• The task
Go through the lines below and copy each one that holds the string "type".

• Rows

________________________________________

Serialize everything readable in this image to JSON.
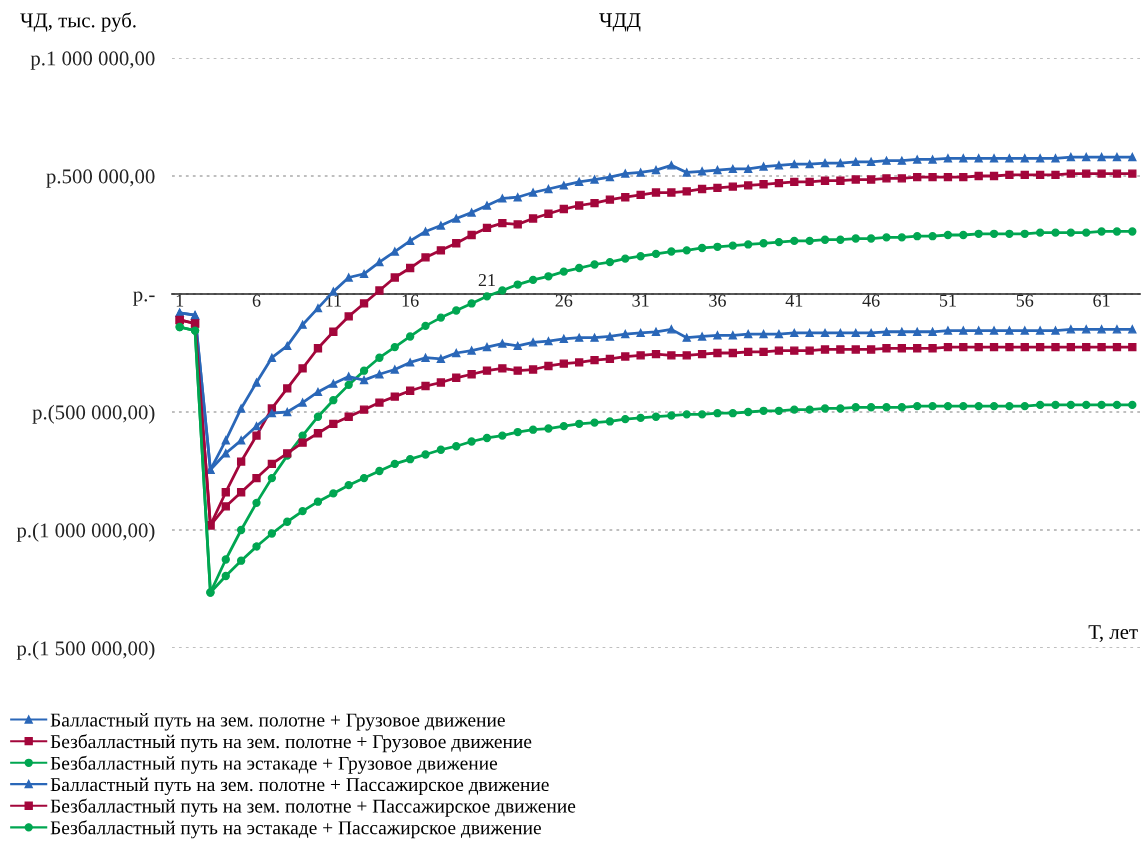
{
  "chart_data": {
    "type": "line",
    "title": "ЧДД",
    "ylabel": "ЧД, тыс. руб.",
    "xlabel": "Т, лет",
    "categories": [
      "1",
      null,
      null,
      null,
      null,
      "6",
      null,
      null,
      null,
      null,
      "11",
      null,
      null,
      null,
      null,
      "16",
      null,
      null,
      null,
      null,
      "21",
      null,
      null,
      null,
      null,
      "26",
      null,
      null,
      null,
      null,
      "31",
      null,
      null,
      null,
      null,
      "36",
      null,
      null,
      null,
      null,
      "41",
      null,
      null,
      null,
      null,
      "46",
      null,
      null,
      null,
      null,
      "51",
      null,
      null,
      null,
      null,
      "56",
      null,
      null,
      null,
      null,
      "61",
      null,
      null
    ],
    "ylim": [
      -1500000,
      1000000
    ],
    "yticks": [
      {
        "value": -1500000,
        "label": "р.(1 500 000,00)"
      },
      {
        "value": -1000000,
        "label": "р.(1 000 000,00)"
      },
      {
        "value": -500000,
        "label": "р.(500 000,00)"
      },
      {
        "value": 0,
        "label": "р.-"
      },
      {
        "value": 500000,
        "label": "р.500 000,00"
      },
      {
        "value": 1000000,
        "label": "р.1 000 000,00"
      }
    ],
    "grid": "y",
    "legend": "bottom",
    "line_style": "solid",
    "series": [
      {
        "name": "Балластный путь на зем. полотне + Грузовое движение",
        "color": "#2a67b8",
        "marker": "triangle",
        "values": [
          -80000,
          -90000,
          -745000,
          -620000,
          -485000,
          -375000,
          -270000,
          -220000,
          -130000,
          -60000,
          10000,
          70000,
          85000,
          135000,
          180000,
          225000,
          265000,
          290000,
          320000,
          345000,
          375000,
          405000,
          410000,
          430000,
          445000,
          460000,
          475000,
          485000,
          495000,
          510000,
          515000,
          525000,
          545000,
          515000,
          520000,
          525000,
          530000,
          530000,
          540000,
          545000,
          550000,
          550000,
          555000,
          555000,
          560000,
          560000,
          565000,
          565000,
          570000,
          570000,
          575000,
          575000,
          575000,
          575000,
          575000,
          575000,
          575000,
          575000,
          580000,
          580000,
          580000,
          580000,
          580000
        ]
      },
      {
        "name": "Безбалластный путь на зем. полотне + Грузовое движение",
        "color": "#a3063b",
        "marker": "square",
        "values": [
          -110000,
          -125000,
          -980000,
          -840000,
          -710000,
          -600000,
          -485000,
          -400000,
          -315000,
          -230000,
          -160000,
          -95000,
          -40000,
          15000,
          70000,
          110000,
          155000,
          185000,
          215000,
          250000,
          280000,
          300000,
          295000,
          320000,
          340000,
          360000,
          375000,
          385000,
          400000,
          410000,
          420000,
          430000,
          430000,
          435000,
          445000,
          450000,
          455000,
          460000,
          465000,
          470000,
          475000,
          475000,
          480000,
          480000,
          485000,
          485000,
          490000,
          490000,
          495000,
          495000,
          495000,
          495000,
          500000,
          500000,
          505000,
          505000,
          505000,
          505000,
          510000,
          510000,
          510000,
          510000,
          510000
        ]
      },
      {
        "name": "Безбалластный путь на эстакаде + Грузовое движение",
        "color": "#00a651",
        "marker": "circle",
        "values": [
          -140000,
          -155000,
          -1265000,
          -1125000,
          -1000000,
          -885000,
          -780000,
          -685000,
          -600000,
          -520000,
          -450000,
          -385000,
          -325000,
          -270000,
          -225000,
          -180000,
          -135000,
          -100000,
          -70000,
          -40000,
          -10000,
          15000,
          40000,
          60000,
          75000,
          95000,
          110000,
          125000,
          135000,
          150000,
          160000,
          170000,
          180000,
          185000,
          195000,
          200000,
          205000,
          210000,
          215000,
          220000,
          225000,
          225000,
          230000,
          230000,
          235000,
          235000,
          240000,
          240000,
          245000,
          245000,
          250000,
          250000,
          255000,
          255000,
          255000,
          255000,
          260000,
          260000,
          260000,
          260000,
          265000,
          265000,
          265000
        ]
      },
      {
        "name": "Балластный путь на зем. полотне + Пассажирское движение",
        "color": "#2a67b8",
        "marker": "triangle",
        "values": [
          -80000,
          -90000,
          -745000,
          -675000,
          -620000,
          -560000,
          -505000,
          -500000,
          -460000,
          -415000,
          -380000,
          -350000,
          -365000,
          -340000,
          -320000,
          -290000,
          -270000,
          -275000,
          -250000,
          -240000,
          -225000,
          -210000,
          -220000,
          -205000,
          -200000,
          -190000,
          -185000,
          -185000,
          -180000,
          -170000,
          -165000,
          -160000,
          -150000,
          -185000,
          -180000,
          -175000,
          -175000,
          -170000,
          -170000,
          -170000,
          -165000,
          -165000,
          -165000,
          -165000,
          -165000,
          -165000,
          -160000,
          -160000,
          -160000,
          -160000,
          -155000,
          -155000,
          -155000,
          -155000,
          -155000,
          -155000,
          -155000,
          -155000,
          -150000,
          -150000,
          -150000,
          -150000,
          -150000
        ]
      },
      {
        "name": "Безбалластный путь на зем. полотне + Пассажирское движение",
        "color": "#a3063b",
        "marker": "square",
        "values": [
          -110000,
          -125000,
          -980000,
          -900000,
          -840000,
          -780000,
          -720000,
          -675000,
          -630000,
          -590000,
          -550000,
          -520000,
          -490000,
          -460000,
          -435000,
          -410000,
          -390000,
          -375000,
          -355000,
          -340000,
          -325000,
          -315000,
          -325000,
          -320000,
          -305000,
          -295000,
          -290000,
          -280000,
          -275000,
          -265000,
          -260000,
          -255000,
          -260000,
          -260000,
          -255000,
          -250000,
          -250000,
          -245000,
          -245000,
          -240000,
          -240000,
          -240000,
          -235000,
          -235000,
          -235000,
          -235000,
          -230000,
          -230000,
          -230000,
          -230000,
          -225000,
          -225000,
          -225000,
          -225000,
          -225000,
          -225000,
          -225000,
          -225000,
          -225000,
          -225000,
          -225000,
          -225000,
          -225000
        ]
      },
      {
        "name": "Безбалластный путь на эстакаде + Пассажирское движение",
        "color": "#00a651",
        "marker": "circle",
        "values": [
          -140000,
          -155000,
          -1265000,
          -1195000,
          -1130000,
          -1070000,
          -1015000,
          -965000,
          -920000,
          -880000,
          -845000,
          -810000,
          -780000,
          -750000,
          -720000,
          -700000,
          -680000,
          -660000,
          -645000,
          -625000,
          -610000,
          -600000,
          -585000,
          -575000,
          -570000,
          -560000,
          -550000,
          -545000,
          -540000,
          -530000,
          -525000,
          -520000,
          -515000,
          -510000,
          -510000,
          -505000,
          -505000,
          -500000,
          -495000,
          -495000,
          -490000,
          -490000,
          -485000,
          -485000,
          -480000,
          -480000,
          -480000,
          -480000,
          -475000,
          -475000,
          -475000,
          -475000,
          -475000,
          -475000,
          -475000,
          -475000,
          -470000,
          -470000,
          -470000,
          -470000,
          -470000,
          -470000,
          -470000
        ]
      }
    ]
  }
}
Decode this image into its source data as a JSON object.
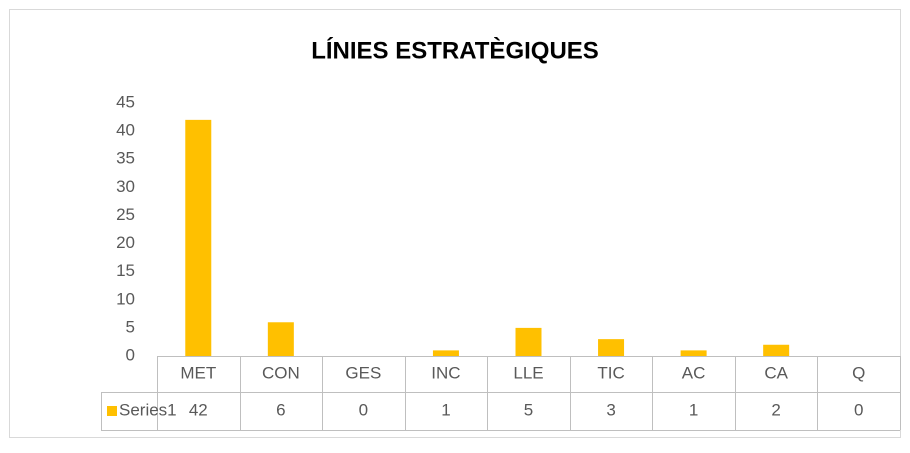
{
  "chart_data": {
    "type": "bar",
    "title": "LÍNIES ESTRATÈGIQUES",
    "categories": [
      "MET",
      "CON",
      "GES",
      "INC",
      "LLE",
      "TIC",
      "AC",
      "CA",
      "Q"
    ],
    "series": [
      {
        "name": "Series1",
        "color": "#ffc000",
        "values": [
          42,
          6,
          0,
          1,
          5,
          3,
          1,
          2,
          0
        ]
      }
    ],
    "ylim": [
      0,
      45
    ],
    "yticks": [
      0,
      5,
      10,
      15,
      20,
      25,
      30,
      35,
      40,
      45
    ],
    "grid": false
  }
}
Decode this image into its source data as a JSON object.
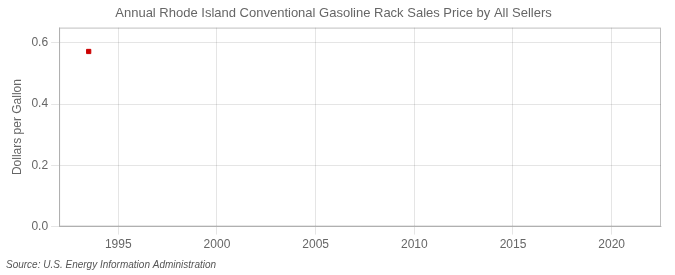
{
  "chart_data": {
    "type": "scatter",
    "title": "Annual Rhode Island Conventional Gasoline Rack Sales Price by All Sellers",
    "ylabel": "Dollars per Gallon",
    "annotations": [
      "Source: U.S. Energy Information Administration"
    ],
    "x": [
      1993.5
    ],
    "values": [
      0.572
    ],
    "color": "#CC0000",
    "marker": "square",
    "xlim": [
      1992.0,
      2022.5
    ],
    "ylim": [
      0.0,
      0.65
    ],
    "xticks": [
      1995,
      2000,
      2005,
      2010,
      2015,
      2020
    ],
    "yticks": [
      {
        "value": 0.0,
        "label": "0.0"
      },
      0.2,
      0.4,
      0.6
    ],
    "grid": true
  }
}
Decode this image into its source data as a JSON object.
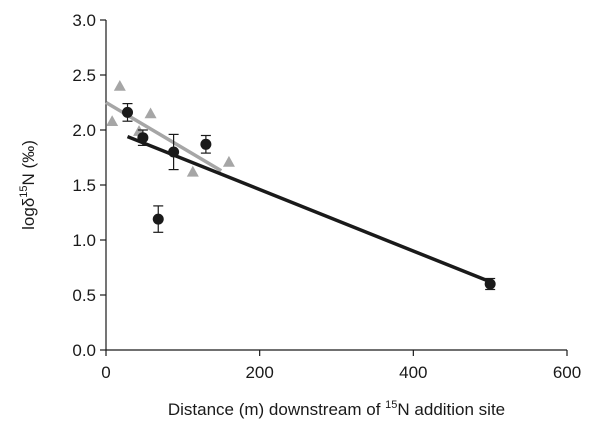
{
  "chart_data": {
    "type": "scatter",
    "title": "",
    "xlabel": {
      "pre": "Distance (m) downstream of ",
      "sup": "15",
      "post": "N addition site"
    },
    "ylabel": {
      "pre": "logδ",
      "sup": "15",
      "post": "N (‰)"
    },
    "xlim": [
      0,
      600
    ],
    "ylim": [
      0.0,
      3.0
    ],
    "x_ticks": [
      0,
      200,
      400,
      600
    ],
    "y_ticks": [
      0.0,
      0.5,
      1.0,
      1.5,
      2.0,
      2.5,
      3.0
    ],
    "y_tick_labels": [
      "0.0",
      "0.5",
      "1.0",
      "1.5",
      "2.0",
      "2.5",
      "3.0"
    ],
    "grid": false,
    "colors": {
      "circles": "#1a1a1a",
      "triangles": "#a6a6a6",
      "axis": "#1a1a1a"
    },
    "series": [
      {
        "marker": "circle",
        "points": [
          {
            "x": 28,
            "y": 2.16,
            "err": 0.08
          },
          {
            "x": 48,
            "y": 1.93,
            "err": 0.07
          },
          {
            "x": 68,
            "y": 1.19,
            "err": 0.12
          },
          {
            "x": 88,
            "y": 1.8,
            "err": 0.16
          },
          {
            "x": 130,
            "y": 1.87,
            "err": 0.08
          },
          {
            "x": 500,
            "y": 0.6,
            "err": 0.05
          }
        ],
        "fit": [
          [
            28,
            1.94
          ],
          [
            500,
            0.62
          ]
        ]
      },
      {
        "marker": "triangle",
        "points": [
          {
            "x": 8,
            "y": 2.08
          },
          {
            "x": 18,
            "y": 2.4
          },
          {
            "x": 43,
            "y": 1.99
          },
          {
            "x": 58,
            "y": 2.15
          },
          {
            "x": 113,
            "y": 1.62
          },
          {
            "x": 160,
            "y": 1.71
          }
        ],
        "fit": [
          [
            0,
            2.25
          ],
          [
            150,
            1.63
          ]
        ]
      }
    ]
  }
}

________________________________________

• Result for this task
    "type": "line",
    "type": "bar",
    "type": "scatter",
    "type": "scatter",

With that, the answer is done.